Each line below should be written out again exactly.

↓

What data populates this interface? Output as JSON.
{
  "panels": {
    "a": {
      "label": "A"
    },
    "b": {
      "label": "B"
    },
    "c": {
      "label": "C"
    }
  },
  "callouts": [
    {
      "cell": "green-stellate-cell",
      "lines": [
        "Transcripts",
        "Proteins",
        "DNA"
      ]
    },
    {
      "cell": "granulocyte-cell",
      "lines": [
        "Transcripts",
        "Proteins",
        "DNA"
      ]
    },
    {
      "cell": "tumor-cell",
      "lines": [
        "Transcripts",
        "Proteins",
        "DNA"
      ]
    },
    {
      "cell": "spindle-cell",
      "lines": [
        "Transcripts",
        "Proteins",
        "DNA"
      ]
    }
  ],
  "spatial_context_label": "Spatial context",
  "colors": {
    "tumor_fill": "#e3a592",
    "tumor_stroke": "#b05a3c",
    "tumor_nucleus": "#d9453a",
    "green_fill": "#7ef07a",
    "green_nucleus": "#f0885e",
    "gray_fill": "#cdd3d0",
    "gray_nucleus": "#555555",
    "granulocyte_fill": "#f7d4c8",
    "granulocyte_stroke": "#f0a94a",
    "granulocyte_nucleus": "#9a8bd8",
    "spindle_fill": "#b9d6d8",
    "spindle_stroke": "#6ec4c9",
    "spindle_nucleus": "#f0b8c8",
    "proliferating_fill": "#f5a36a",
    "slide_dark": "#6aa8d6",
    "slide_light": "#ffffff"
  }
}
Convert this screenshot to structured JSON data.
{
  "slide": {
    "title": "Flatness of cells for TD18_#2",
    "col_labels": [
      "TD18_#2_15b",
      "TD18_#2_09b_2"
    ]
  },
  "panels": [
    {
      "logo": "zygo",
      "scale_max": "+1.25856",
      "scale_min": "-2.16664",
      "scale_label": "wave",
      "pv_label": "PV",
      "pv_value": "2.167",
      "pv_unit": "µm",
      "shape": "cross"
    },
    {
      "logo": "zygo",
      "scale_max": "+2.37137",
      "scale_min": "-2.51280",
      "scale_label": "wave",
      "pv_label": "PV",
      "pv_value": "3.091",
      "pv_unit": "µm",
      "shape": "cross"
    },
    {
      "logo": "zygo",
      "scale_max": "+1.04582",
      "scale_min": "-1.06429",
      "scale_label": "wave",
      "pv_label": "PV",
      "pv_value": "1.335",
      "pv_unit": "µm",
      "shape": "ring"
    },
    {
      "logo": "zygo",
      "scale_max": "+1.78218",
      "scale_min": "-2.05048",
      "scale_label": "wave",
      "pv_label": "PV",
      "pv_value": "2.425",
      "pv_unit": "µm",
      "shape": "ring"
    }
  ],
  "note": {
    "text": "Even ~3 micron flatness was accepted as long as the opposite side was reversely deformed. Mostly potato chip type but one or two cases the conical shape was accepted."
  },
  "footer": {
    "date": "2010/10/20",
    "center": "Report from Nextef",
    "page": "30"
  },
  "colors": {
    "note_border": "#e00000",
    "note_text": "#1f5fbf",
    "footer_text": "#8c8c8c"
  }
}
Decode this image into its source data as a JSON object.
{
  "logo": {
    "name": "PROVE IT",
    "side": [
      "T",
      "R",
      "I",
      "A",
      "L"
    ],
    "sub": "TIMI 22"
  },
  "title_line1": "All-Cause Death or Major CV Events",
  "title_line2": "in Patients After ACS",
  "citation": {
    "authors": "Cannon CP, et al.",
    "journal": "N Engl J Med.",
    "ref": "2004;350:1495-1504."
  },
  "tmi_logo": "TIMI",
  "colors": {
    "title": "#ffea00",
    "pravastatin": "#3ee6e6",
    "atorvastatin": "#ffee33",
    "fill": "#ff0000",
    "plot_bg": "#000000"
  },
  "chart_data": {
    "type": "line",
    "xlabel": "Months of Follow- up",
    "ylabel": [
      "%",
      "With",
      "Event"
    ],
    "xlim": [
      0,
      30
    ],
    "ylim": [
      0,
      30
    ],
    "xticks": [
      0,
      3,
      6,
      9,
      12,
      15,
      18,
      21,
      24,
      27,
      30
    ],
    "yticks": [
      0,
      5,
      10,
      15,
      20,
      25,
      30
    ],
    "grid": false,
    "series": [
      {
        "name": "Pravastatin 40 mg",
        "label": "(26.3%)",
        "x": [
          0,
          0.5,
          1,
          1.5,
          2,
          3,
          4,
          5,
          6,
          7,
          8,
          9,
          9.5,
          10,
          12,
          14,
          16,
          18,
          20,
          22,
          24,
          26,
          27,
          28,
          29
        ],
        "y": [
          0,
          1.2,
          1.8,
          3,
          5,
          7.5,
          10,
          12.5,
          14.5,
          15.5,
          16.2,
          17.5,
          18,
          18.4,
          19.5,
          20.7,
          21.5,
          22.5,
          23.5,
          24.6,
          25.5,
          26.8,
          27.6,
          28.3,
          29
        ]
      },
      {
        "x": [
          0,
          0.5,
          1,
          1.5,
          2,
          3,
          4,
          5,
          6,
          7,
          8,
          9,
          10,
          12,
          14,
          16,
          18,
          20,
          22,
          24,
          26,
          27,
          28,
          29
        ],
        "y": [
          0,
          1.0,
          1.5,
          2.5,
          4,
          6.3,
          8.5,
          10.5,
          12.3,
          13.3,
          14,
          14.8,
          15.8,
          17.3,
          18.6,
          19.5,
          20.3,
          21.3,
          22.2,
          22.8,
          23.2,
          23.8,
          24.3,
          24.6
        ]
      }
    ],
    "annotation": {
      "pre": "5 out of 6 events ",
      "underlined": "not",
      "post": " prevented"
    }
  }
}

↑

## RESPONSE TO THE EXERCISE:
What data populates this interface? Output as JSON.
{
  "panels": {
    "a": {
      "label": "A"
    },
    "b": {
      "label": "B"
    },
    "c": {
      "label": "C"
    }
  },
  "callouts": [
    {
      "cell": "green-stellate-cell",
      "lines": [
        "Transcripts",
        "Proteins",
        "DNA"
      ]
    },
    {
      "cell": "granulocyte-cell",
      "lines": [
        "Transcripts",
        "Proteins",
        "DNA"
      ]
    },
    {
      "cell": "tumor-cell",
      "lines": [
        "Transcripts",
        "Proteins",
        "DNA"
      ]
    },
    {
      "cell": "spindle-cell",
      "lines": [
        "Transcripts",
        "Proteins",
        "DNA"
      ]
    }
  ],
  "spatial_context_label": "Spatial context",
  "colors": {
    "tumor_fill": "#e3a592",
    "tumor_stroke": "#b05a3c",
    "tumor_nucleus": "#d9453a",
    "green_fill": "#7ef07a",
    "green_nucleus": "#f0885e",
    "gray_fill": "#cdd3d0",
    "gray_nucleus": "#555555",
    "granulocyte_fill": "#f7d4c8",
    "granulocyte_stroke": "#f0a94a",
    "granulocyte_nucleus": "#9a8bd8",
    "spindle_fill": "#b9d6d8",
    "spindle_stroke": "#6ec4c9",
    "spindle_nucleus": "#f0b8c8",
    "proliferating_fill": "#f5a36a",
    "slide_dark": "#6aa8d6",
    "slide_light": "#ffffff"
  }
}
Convert this screenshot to structured JSON data.
{
  "slide": {
    "title": "Flatness of cells for TD18_#2",
    "col_labels": [
      "TD18_#2_15b",
      "TD18_#2_09b_2"
    ]
  },
  "panels": [
    {
      "logo": "zygo",
      "scale_max": "+1.25856",
      "scale_min": "-2.16664",
      "scale_label": "wave",
      "pv_label": "PV",
      "pv_value": "2.167",
      "pv_unit": "µm",
      "shape": "cross"
    },
    {
      "logo": "zygo",
      "scale_max": "+2.37137",
      "scale_min": "-2.51280",
      "scale_label": "wave",
      "pv_label": "PV",
      "pv_value": "3.091",
      "pv_unit": "µm",
      "shape": "cross"
    },
    {
      "logo": "zygo",
      "scale_max": "+1.04582",
      "scale_min": "-1.06429",
      "scale_label": "wave",
      "pv_label": "PV",
      "pv_value": "1.335",
      "pv_unit": "µm",
      "shape": "ring"
    },
    {
      "logo": "zygo",
      "scale_max": "+1.78218",
      "scale_min": "-2.05048",
      "scale_label": "wave",
      "pv_label": "PV",
      "pv_value": "2.425",
      "pv_unit": "µm",
      "shape": "ring"
    }
  ],
  "note": {
    "text": "Even ~3 micron flatness was accepted as long as the opposite side was reversely deformed. Mostly potato chip type but one or two cases the conical shape was accepted."
  },
  "footer": {
    "date": "2010/10/20",
    "center": "Report from Nextef",
    "page": "30"
  },
  "colors": {
    "note_border": "#e00000",
    "note_text": "#1f5fbf",
    "footer_text": "#8c8c8c"
  }
}
Decode this image into its source data as a JSON object.
{
  "logo": {
    "name": "PROVE IT",
    "side": [
      "T",
      "R",
      "I",
      "A",
      "L"
    ],
    "sub": "TIMI 22"
  },
  "title_line1": "All-Cause Death or Major CV Events",
  "title_line2": "in Patients After ACS",
  "citation": {
    "authors": "Cannon CP, et al.",
    "journal": "N Engl J Med.",
    "ref": "2004;350:1495-1504."
  },
  "tmi_logo": "TIMI",
  "colors": {
    "title": "#ffea00",
    "pravastatin": "#3ee6e6",
    "atorvastatin": "#ffee33",
    "fill": "#ff0000",
    "plot_bg": "#000000"
  },
  "chart_data": {
    "type": "line",
    "xlabel": "Months of Follow- up",
    "ylabel": [
      "%",
      "With",
      "Event"
    ],
    "xlim": [
      0,
      30
    ],
    "ylim": [
      0,
      30
    ],
    "xticks": [
      0,
      3,
      6,
      9,
      12,
      15,
      18,
      21,
      24,
      27,
      30
    ],
    "yticks": [
      0,
      5,
      10,
      15,
      20,
      25,
      30
    ],
    "grid": false,
    "series": [
      {
        "name": "Pravastatin 40 mg",
        "label": "(26.3%)",
        "x": [
          0,
          0.5,
          1,
          1.5,
          2,
          3,
          4,
          5,
          6,
          7,
          8,
          9,
          9.5,
          10,
          12,
          14,
          16,
          18,
          20,
          22,
          24,
          26,
          27,
          28,
          29
        ],
        "y": [
          0,
          1.2,
          1.8,
          3,
          5,
          7.5,
          10,
          12.5,
          14.5,
          15.5,
          16.2,
          17.5,
          18,
          18.4,
          19.5,
          20.7,
          21.5,
          22.5,
          23.5,
          24.6,
          25.5,
          26.8,
          27.6,
          28.3,
          29
        ]
      },
      {
        "x": [
          0,
          0.5,
          1,
          1.5,
          2,
          3,
          4,
          5,
          6,
          7,
          8,
          9,
          10,
          12,
          14,
          16,
          18,
          20,
          22,
          24,
          26,
          27,
          28,
          29
        ],
        "y": [
          0,
          1.0,
          1.5,
          2.5,
          4,
          6.3,
          8.5,
          10.5,
          12.3,
          13.3,
          14,
          14.8,
          15.8,
          17.3,
          18.6,
          19.5,
          20.3,
          21.3,
          22.2,
          22.8,
          23.2,
          23.8,
          24.3,
          24.6
        ]
      }
    ],
    "annotation": {
      "pre": "5 out of 6 events ",
      "underlined": "not",
      "post": " prevented"
    }
  }
}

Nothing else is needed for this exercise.